_DATA RECORDS_.
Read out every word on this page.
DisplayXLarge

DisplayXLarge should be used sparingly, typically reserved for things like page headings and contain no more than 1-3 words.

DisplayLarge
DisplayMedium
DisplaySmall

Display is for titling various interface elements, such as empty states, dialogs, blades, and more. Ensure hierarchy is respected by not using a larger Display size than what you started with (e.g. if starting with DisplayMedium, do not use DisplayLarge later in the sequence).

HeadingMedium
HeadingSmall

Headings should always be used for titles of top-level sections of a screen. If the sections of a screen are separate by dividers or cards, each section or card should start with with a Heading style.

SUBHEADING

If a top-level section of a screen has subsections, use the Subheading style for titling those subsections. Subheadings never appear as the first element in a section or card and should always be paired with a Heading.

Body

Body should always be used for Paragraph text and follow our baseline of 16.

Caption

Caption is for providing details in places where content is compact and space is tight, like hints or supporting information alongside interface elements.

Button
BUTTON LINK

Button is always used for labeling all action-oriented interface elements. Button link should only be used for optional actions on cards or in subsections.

---

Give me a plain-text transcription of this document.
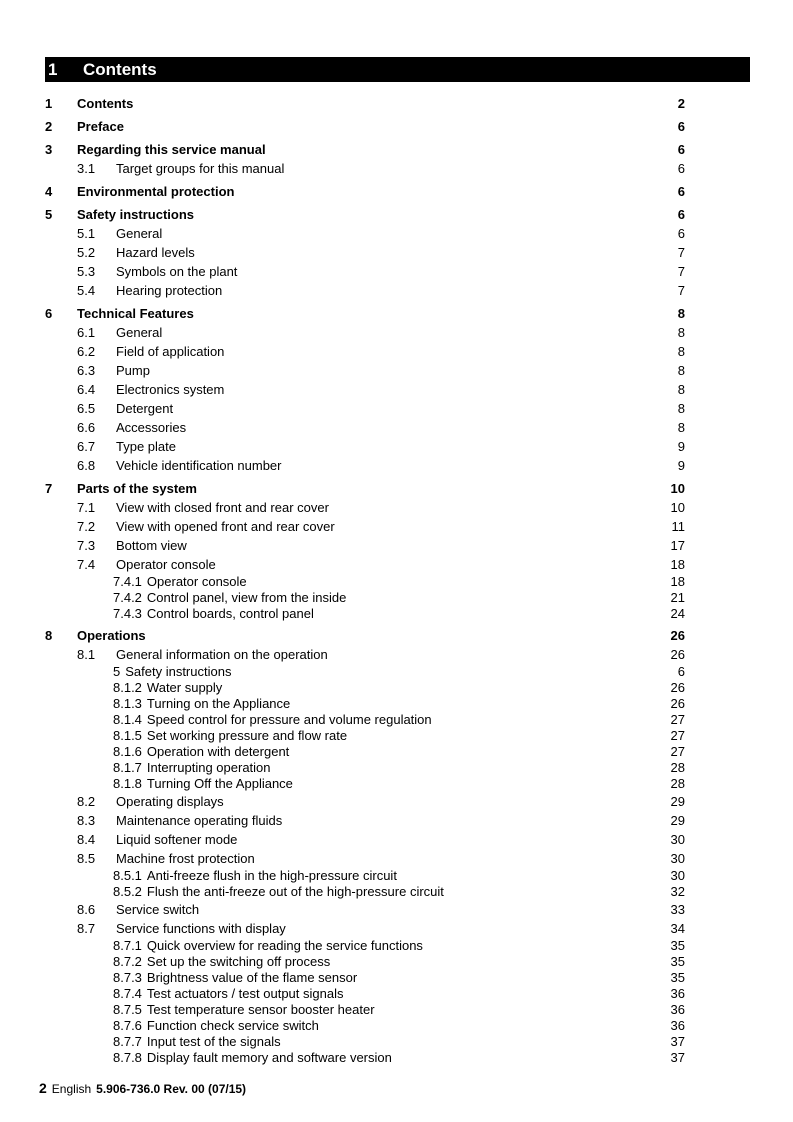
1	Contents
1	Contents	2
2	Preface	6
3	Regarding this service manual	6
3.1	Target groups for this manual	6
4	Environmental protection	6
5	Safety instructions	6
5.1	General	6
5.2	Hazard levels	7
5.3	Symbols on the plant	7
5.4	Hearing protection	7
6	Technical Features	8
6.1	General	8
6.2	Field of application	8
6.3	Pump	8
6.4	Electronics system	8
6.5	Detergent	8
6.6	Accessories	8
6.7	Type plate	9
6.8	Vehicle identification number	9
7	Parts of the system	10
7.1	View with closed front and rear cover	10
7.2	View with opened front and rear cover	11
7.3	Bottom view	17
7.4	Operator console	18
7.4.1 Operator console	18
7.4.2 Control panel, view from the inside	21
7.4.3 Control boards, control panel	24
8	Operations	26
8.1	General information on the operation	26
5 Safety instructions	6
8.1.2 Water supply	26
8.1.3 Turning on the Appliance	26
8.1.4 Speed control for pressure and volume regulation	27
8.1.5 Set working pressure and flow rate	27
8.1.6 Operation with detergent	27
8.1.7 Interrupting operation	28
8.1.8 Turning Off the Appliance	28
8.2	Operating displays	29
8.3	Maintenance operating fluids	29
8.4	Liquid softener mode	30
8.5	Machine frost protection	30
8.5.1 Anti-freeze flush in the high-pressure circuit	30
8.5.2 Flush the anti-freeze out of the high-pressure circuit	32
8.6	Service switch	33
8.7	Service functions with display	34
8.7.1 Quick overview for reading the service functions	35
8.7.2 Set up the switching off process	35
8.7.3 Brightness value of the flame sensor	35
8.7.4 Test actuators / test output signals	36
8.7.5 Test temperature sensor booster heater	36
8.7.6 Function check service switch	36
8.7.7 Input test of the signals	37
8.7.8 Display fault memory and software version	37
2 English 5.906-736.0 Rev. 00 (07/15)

_EXERCISE AIM_. Select all lines with the word "circuit" from the entries above.

_WRITTEN RESPONSE_.
8.5.1 Anti-freeze flush in the high-pressure circuit	30
8.5.2 Flush the anti-freeze out of the high-pressure circuit	32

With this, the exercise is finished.